### TO DO
Arrange every line of the records below as a numbered list, leaving out any blank lines.

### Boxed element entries

BEGIN

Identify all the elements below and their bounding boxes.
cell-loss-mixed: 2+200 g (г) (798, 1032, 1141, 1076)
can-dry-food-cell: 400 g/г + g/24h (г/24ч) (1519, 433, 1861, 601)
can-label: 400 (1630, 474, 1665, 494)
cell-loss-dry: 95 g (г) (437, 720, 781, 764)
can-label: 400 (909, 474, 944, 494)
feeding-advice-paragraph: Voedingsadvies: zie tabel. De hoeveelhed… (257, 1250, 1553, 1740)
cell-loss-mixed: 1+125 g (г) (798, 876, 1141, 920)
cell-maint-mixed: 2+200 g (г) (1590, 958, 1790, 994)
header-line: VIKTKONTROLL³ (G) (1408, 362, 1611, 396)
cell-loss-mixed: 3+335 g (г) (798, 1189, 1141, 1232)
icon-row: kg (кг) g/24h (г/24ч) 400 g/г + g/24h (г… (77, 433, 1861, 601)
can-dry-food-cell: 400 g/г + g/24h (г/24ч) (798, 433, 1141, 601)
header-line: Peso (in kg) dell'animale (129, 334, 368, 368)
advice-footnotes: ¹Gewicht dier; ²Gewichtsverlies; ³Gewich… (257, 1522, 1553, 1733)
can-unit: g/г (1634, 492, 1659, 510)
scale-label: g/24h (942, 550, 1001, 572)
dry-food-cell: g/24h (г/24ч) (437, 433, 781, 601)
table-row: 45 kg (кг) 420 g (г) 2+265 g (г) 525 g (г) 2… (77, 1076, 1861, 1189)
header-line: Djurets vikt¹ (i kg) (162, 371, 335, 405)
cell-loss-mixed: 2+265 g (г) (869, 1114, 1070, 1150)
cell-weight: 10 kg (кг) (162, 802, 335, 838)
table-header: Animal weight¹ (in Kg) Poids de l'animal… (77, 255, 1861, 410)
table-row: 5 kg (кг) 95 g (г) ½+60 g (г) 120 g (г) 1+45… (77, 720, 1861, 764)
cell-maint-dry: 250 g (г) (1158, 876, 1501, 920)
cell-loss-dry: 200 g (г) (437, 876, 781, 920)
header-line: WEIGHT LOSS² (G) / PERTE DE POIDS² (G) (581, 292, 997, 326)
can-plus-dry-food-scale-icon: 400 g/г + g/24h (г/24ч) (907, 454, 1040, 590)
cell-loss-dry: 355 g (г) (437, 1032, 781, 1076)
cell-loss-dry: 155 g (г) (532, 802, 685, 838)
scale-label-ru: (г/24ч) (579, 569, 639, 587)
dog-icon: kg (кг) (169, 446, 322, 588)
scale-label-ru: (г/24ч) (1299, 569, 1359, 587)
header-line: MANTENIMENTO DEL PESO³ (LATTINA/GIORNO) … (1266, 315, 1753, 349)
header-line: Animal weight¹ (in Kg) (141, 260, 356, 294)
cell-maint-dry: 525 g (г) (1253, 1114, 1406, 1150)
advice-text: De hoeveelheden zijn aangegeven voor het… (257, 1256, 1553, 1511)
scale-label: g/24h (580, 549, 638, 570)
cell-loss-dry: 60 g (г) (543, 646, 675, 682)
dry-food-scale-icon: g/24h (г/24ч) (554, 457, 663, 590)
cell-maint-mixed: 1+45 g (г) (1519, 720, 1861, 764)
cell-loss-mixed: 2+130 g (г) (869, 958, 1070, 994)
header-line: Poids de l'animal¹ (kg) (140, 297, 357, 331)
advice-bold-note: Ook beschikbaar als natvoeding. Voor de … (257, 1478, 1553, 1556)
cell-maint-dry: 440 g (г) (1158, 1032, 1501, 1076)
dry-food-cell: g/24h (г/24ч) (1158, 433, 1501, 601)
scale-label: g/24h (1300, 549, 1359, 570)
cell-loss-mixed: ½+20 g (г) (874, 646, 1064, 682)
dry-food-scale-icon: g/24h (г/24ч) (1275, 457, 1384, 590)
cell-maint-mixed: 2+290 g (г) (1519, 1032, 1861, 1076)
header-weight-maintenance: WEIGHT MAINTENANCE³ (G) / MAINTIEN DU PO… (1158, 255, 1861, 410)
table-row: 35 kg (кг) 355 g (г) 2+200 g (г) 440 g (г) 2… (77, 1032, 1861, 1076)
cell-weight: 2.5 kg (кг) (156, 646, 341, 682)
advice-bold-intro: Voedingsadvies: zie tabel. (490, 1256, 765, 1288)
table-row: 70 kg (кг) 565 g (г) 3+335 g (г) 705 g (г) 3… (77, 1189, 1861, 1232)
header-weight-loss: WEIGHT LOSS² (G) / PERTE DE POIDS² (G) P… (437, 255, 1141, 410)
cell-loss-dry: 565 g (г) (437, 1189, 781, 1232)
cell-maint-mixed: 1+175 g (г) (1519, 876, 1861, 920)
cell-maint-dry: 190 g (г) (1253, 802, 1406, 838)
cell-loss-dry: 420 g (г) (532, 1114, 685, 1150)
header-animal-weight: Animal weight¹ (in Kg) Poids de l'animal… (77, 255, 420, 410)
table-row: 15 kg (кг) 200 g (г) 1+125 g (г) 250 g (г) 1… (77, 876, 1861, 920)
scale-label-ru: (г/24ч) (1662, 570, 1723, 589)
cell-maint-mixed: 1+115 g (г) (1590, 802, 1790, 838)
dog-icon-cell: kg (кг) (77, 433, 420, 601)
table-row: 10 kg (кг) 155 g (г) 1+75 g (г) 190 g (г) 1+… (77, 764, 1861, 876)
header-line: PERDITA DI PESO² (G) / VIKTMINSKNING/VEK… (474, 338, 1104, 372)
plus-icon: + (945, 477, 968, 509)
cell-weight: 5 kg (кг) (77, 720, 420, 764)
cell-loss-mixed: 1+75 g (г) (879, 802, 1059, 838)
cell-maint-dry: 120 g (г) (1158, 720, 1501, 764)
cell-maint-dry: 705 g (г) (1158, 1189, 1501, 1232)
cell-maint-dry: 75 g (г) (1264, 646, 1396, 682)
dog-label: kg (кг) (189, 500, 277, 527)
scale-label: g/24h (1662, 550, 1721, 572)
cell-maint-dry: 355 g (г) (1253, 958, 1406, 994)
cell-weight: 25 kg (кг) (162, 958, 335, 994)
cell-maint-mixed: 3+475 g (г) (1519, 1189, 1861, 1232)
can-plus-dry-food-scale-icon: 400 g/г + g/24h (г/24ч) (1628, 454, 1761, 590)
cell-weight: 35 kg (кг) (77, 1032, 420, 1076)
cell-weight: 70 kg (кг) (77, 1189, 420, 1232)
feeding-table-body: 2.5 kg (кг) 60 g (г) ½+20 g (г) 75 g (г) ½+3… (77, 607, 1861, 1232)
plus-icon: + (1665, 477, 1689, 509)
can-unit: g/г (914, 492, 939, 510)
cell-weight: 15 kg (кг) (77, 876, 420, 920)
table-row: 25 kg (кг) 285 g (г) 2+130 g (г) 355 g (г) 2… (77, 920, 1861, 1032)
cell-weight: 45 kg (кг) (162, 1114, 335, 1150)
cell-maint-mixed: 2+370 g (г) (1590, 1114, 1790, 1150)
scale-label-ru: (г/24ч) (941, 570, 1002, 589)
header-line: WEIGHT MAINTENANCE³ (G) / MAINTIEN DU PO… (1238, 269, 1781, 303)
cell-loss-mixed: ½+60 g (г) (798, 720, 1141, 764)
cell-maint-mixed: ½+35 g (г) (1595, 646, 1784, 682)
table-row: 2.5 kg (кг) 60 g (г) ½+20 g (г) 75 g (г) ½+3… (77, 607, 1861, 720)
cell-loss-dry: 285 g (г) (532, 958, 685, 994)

END

### RESPONSE BELOW
1. Identify all the elements below and their bounding boxes.
2. cell-loss-mixed: 2+200 g (г) (798, 1032, 1141, 1076)
3. can-dry-food-cell: 400 g/г + g/24h (г/24ч) (1519, 433, 1861, 601)
4. can-label: 400 (1630, 474, 1665, 494)
5. cell-loss-dry: 95 g (г) (437, 720, 781, 764)
6. can-label: 400 (909, 474, 944, 494)
7. feeding-advice-paragraph: Voedingsadvies: zie tabel. De hoeveelhed… (257, 1250, 1553, 1740)
8. cell-loss-mixed: 1+125 g (г) (798, 876, 1141, 920)
9. cell-maint-mixed: 2+200 g (г) (1590, 958, 1790, 994)
10. header-line: VIKTKONTROLL³ (G) (1408, 362, 1611, 396)
11. cell-loss-mixed: 3+335 g (г) (798, 1189, 1141, 1232)
12. icon-row: kg (кг) g/24h (г/24ч) 400 g/г + g/24h (г… (77, 433, 1861, 601)
13. can-dry-food-cell: 400 g/г + g/24h (г/24ч) (798, 433, 1141, 601)
14. header-line: Peso (in kg) dell'animale (129, 334, 368, 368)
15. advice-footnotes: ¹Gewicht dier; ²Gewichtsverlies; ³Gewich… (257, 1522, 1553, 1733)
16. can-unit: g/г (1634, 492, 1659, 510)
17. scale-label: g/24h (942, 550, 1001, 572)
18. dry-food-cell: g/24h (г/24ч) (437, 433, 781, 601)
19. table-row: 45 kg (кг) 420 g (г) 2+265 g (г) 525 g (г) 2… (77, 1076, 1861, 1189)
20. header-line: Djurets vikt¹ (i kg) (162, 371, 335, 405)
21. cell-loss-mixed: 2+265 g (г) (869, 1114, 1070, 1150)
22. cell-weight: 10 kg (кг) (162, 802, 335, 838)
23. table-header: Animal weight¹ (in Kg) Poids de l'animal… (77, 255, 1861, 410)
24. table-row: 5 kg (кг) 95 g (г) ½+60 g (г) 120 g (г) 1+45… (77, 720, 1861, 764)
25. cell-maint-dry: 250 g (г) (1158, 876, 1501, 920)
26. cell-loss-dry: 200 g (г) (437, 876, 781, 920)
27. header-line: WEIGHT LOSS² (G) / PERTE DE POIDS² (G) (581, 292, 997, 326)
28. can-plus-dry-food-scale-icon: 400 g/г + g/24h (г/24ч) (907, 454, 1040, 590)
29. cell-loss-dry: 355 g (г) (437, 1032, 781, 1076)
30. cell-loss-dry: 155 g (г) (532, 802, 685, 838)
31. scale-label-ru: (г/24ч) (579, 569, 639, 587)
32. dog-icon: kg (кг) (169, 446, 322, 588)
33. scale-label-ru: (г/24ч) (1299, 569, 1359, 587)
34. header-line: MANTENIMENTO DEL PESO³ (LATTINA/GIORNO) … (1266, 315, 1753, 349)
35. header-line: Animal weight¹ (in Kg) (141, 260, 356, 294)
36. cell-maint-dry: 525 g (г) (1253, 1114, 1406, 1150)
37. advice-text: De hoeveelheden zijn aangegeven voor het… (257, 1256, 1553, 1511)
38. scale-label: g/24h (580, 549, 638, 570)
39. cell-loss-dry: 60 g (г) (543, 646, 675, 682)
40. dry-food-scale-icon: g/24h (г/24ч) (554, 457, 663, 590)
41. cell-maint-mixed: 1+45 g (г) (1519, 720, 1861, 764)
42. cell-loss-mixed: 2+130 g (г) (869, 958, 1070, 994)
43. header-line: Poids de l'animal¹ (kg) (140, 297, 357, 331)
44. advice-bold-note: Ook beschikbaar als natvoeding. Voor de … (257, 1478, 1553, 1556)
45. cell-maint-dry: 440 g (г) (1158, 1032, 1501, 1076)
46. dry-food-cell: g/24h (г/24ч) (1158, 433, 1501, 601)
47. scale-label: g/24h (1300, 549, 1359, 570)
48. cell-loss-mixed: ½+20 g (г) (874, 646, 1064, 682)
49. dry-food-scale-icon: g/24h (г/24ч) (1275, 457, 1384, 590)
50. cell-maint-mixed: 2+290 g (г) (1519, 1032, 1861, 1076)
51. header-weight-maintenance: WEIGHT MAINTENANCE³ (G) / MAINTIEN DU PO… (1158, 255, 1861, 410)
52. table-row: 35 kg (кг) 355 g (г) 2+200 g (г) 440 g (г) 2… (77, 1032, 1861, 1076)
53. cell-weight: 2.5 kg (кг) (156, 646, 341, 682)
54. advice-bold-intro: Voedingsadvies: zie tabel. (490, 1256, 765, 1288)
55. table-row: 70 kg (кг) 565 g (г) 3+335 g (г) 705 g (г) 3… (77, 1189, 1861, 1232)
56. header-weight-loss: WEIGHT LOSS² (G) / PERTE DE POIDS² (G) P… (437, 255, 1141, 410)
57. cell-loss-dry: 565 g (г) (437, 1189, 781, 1232)
58. cell-maint-mixed: 1+175 g (г) (1519, 876, 1861, 920)
59. cell-maint-dry: 190 g (г) (1253, 802, 1406, 838)
60. cell-loss-dry: 420 g (г) (532, 1114, 685, 1150)
61. header-animal-weight: Animal weight¹ (in Kg) Poids de l'animal… (77, 255, 420, 410)
62. table-row: 15 kg (кг) 200 g (г) 1+125 g (г) 250 g (г) 1… (77, 876, 1861, 920)
63. scale-label-ru: (г/24ч) (1662, 570, 1723, 589)
64. cell-maint-mixed: 1+115 g (г) (1590, 802, 1790, 838)
65. dog-icon-cell: kg (кг) (77, 433, 420, 601)
66. table-row: 10 kg (кг) 155 g (г) 1+75 g (г) 190 g (г) 1+… (77, 764, 1861, 876)
67. header-line: PERDITA DI PESO² (G) / VIKTMINSKNING/VEK… (474, 338, 1104, 372)
68. plus-icon: + (945, 477, 968, 509)
69. cell-weight: 5 kg (кг) (77, 720, 420, 764)
70. cell-loss-mixed: 1+75 g (г) (879, 802, 1059, 838)
71. cell-maint-dry: 120 g (г) (1158, 720, 1501, 764)
72. cell-maint-dry: 705 g (г) (1158, 1189, 1501, 1232)
73. cell-maint-dry: 75 g (г) (1264, 646, 1396, 682)
74. dog-label: kg (кг) (189, 500, 277, 527)
75. scale-label: g/24h (1662, 550, 1721, 572)
76. cell-maint-dry: 355 g (г) (1253, 958, 1406, 994)
77. cell-weight: 25 kg (кг) (162, 958, 335, 994)
78. cell-maint-mixed: 3+475 g (г) (1519, 1189, 1861, 1232)
79. can-plus-dry-food-scale-icon: 400 g/г + g/24h (г/24ч) (1628, 454, 1761, 590)
80. cell-weight: 35 kg (кг) (77, 1032, 420, 1076)
81. cell-weight: 70 kg (кг) (77, 1189, 420, 1232)
82. feeding-table-body: 2.5 kg (кг) 60 g (г) ½+20 g (г) 75 g (г) ½+3… (77, 607, 1861, 1232)
83. plus-icon: + (1665, 477, 1689, 509)
84. can-unit: g/г (914, 492, 939, 510)
85. cell-weight: 15 kg (кг) (77, 876, 420, 920)
86. table-row: 25 kg (кг) 285 g (г) 2+130 g (г) 355 g (г) 2… (77, 920, 1861, 1032)
87. cell-weight: 45 kg (кг) (162, 1114, 335, 1150)
88. cell-maint-mixed: 2+370 g (г) (1590, 1114, 1790, 1150)
89. scale-label-ru: (г/24ч) (941, 570, 1002, 589)
90. header-line: WEIGHT MAINTENANCE³ (G) / MAINTIEN DU PO… (1238, 269, 1781, 303)
91. cell-loss-mixed: ½+60 g (г) (798, 720, 1141, 764)
92. cell-maint-mixed: ½+35 g (г) (1595, 646, 1784, 682)
93. table-row: 2.5 kg (кг) 60 g (г) ½+20 g (г) 75 g (г) ½+3… (77, 607, 1861, 720)
94. cell-loss-dry: 285 g (г) (532, 958, 685, 994)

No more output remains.